━━━━━ RAW DATA ━━━━━

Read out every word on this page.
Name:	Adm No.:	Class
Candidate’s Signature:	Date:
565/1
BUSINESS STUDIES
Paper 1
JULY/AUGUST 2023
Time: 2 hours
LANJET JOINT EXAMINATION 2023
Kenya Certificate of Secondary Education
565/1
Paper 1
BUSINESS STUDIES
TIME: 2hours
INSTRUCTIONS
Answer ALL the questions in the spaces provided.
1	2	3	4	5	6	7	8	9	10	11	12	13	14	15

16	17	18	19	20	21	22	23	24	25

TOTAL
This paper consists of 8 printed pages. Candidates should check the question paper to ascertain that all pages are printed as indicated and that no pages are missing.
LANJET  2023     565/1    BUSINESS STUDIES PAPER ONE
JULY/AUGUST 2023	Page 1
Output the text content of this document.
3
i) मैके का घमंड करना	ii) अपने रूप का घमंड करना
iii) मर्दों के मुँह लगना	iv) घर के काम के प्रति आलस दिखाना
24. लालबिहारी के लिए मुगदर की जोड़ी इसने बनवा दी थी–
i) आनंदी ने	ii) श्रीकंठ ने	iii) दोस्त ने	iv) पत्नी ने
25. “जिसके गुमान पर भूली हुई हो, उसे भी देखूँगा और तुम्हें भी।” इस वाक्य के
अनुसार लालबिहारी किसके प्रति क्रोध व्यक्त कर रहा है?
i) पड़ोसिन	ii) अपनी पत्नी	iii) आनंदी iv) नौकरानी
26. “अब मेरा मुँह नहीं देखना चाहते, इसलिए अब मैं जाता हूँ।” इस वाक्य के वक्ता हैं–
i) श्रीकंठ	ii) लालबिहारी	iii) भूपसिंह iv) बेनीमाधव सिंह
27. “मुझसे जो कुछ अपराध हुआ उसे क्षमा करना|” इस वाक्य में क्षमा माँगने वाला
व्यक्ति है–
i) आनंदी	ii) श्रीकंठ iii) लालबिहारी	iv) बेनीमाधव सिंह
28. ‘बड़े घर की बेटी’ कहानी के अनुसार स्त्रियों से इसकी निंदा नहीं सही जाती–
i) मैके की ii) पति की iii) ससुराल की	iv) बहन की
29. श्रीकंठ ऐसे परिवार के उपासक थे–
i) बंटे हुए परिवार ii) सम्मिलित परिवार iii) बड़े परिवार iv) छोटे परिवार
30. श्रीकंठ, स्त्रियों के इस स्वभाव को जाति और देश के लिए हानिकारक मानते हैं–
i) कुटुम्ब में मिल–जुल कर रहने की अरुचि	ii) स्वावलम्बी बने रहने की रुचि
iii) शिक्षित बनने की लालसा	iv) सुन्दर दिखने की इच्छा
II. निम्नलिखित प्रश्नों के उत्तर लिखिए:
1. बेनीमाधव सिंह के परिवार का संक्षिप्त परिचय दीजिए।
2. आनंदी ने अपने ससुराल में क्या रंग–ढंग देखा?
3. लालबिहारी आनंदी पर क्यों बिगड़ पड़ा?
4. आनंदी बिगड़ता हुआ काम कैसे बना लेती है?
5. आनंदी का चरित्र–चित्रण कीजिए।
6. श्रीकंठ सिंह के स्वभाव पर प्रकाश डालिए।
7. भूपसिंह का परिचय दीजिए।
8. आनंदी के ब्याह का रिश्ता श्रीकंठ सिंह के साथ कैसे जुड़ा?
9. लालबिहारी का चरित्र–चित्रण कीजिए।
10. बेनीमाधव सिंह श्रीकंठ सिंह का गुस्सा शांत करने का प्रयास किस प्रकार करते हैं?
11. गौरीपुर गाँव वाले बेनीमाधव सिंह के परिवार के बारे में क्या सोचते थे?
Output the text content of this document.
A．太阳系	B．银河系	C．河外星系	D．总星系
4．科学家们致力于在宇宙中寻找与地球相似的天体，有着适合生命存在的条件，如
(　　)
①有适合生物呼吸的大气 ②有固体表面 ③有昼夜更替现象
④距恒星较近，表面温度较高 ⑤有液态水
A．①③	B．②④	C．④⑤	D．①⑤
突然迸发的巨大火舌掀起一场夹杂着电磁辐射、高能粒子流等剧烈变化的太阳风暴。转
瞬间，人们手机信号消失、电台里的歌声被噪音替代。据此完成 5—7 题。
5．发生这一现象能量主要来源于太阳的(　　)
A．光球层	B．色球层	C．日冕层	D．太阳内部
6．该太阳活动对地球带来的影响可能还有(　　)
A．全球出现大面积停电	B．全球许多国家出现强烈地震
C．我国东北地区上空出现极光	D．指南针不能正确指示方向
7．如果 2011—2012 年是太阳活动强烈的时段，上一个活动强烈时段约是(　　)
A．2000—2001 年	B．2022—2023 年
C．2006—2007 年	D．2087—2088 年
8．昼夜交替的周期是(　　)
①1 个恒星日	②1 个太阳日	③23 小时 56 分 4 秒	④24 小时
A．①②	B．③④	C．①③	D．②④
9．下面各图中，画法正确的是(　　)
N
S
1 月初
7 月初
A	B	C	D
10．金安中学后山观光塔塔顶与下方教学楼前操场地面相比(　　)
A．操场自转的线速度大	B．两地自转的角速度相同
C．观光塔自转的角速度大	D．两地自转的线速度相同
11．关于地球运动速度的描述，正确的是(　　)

━━━━━

EXERCISE TASK:
Check each line above for the word "JULY" and give the number of lines that have it, nothing else.

TASK ANSWER:
2